Your goal:
Copy all of the material exactly. Pictures are not to appear in the copy.

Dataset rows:

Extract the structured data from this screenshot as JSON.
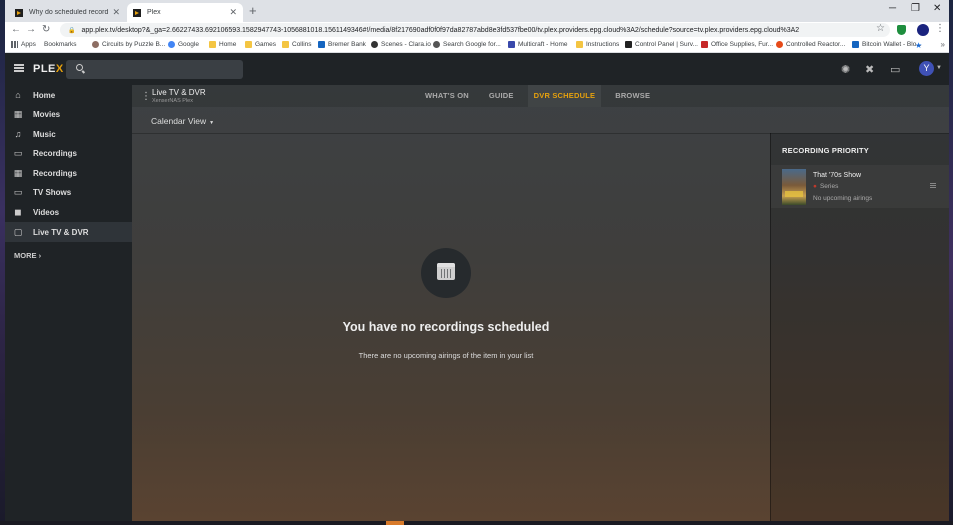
{
  "browser": {
    "tabs": [
      {
        "title": "Why do scheduled recordings d..."
      },
      {
        "title": "Plex"
      }
    ],
    "url": "app.plex.tv/desktop?&_ga=2.66227433.692106593.1582947743-1056881018.1561149346#!/media/8f217690adf0f0f97da82787abd8e3fd537fbe00/tv.plex.providers.epg.cloud%3A2/schedule?source=tv.plex.providers.epg.cloud%3A2",
    "bookmarks": [
      "Apps",
      "Bookmarks",
      "Circuits by Puzzle B...",
      "Google",
      "Home",
      "Games",
      "Collins",
      "Bremer Bank",
      "Scenes - Clara.io",
      "Search Google for...",
      "Multicraft - Home",
      "Instructions",
      "Control Panel | Surv...",
      "Office Supplies, Fur...",
      "Controlled Reactor...",
      "Bitcoin Wallet - Blo..."
    ]
  },
  "plex": {
    "logo": {
      "text": "PLE",
      "accent": "X"
    },
    "avatar_letter": "Y",
    "sidebar": [
      {
        "label": "Home",
        "icon": "home-icon"
      },
      {
        "label": "Movies",
        "icon": "film-icon"
      },
      {
        "label": "Music",
        "icon": "music-icon"
      },
      {
        "label": "Recordings",
        "icon": "monitor-icon"
      },
      {
        "label": "Recordings",
        "icon": "film-icon"
      },
      {
        "label": "TV Shows",
        "icon": "monitor-icon"
      },
      {
        "label": "Videos",
        "icon": "video-icon"
      },
      {
        "label": "Live TV & DVR",
        "icon": "tv-icon"
      }
    ],
    "more_label": "MORE",
    "section": {
      "title": "Live TV & DVR",
      "server": "XenserNAS Plex"
    },
    "tabs": [
      "WHAT'S ON",
      "GUIDE",
      "DVR SCHEDULE",
      "BROWSE"
    ],
    "active_tab": "DVR SCHEDULE",
    "calendar_view": "Calendar View",
    "empty": {
      "title": "You have no recordings scheduled",
      "subtitle": "There are no upcoming airings of the item in your list"
    },
    "priority": {
      "title": "RECORDING PRIORITY",
      "items": [
        {
          "title": "That '70s Show",
          "type": "Series",
          "status": "No upcoming airings"
        }
      ]
    },
    "colors": {
      "accent": "#e5a00d",
      "background": "#1f2326"
    }
  }
}
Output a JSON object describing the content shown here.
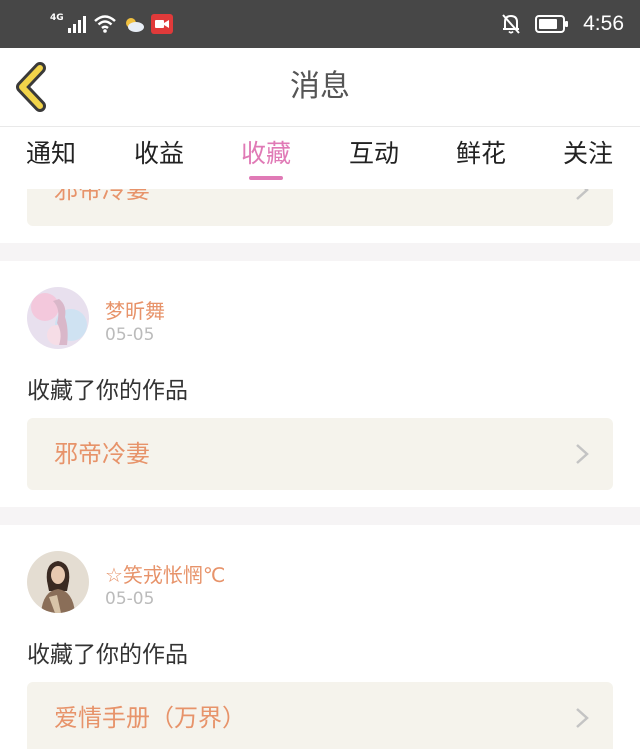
{
  "status_bar": {
    "network": "4G",
    "time": "4:56"
  },
  "header": {
    "title": "消息"
  },
  "tabs": [
    {
      "label": "通知"
    },
    {
      "label": "收益"
    },
    {
      "label": "收藏",
      "active": true
    },
    {
      "label": "互动"
    },
    {
      "label": "鲜花"
    },
    {
      "label": "关注"
    }
  ],
  "feed": {
    "partial_item": {
      "work_title": "邪帝冷妻"
    },
    "items": [
      {
        "username": "梦昕舞",
        "date": "05-05",
        "action": "收藏了你的作品",
        "work_title": "邪帝冷妻"
      },
      {
        "username": "☆笑戎怅惘℃",
        "date": "05-05",
        "action": "收藏了你的作品",
        "work_title": "爱情手册（万界）"
      }
    ]
  },
  "colors": {
    "accent": "#e07ab6",
    "work_title": "#e7936a",
    "status_bar": "#474747"
  }
}
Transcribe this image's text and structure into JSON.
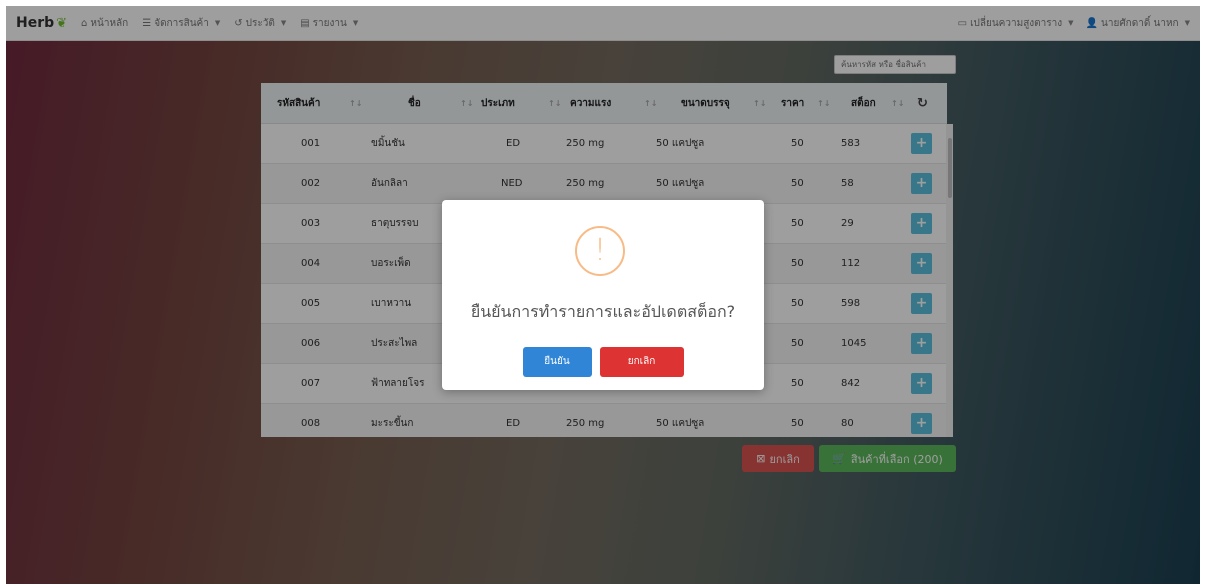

Complete output:
Extract the structured data from this screenshot as JSON.
{
  "browser": {
    "tabs": [
      {
        "title": "Why do scheduled recordings d..."
      },
      {
        "title": "Plex"
      }
    ],
    "url": "app.plex.tv/desktop?&_ga=2.66227433.692106593.1582947743-1056881018.1561149346#!/media/8f217690adf0f0f97da82787abd8e3fd537fbe00/tv.plex.providers.epg.cloud%3A2/schedule?source=tv.plex.providers.epg.cloud%3A2",
    "bookmarks": [
      "Apps",
      "Bookmarks",
      "Circuits by Puzzle B...",
      "Google",
      "Home",
      "Games",
      "Collins",
      "Bremer Bank",
      "Scenes - Clara.io",
      "Search Google for...",
      "Multicraft - Home",
      "Instructions",
      "Control Panel | Surv...",
      "Office Supplies, Fur...",
      "Controlled Reactor...",
      "Bitcoin Wallet - Blo..."
    ]
  },
  "plex": {
    "logo": {
      "text": "PLE",
      "accent": "X"
    },
    "avatar_letter": "Y",
    "sidebar": [
      {
        "label": "Home",
        "icon": "home-icon"
      },
      {
        "label": "Movies",
        "icon": "film-icon"
      },
      {
        "label": "Music",
        "icon": "music-icon"
      },
      {
        "label": "Recordings",
        "icon": "monitor-icon"
      },
      {
        "label": "Recordings",
        "icon": "film-icon"
      },
      {
        "label": "TV Shows",
        "icon": "monitor-icon"
      },
      {
        "label": "Videos",
        "icon": "video-icon"
      },
      {
        "label": "Live TV & DVR",
        "icon": "tv-icon"
      }
    ],
    "more_label": "MORE",
    "section": {
      "title": "Live TV & DVR",
      "server": "XenserNAS Plex"
    },
    "tabs": [
      "WHAT'S ON",
      "GUIDE",
      "DVR SCHEDULE",
      "BROWSE"
    ],
    "active_tab": "DVR SCHEDULE",
    "calendar_view": "Calendar View",
    "empty": {
      "title": "You have no recordings scheduled",
      "subtitle": "There are no upcoming airings of the item in your list"
    },
    "priority": {
      "title": "RECORDING PRIORITY",
      "items": [
        {
          "title": "That '70s Show",
          "type": "Series",
          "status": "No upcoming airings"
        }
      ]
    },
    "colors": {
      "accent": "#e5a00d",
      "background": "#1f2326"
    }
  }
}
Output a JSON object describing the content shown here.
{
  "status_bar": {
    "network": "4G",
    "time": "4:56"
  },
  "header": {
    "title": "消息"
  },
  "tabs": [
    {
      "label": "通知"
    },
    {
      "label": "收益"
    },
    {
      "label": "收藏",
      "active": true
    },
    {
      "label": "互动"
    },
    {
      "label": "鲜花"
    },
    {
      "label": "关注"
    }
  ],
  "feed": {
    "partial_item": {
      "work_title": "邪帝冷妻"
    },
    "items": [
      {
        "username": "梦昕舞",
        "date": "05-05",
        "action": "收藏了你的作品",
        "work_title": "邪帝冷妻"
      },
      {
        "username": "☆笑戎怅惘℃",
        "date": "05-05",
        "action": "收藏了你的作品",
        "work_title": "爱情手册（万界）"
      }
    ]
  },
  "colors": {
    "accent": "#e07ab6",
    "work_title": "#e7936a",
    "status_bar": "#474747"
  }
}
Transcribe this image's text and structure into JSON.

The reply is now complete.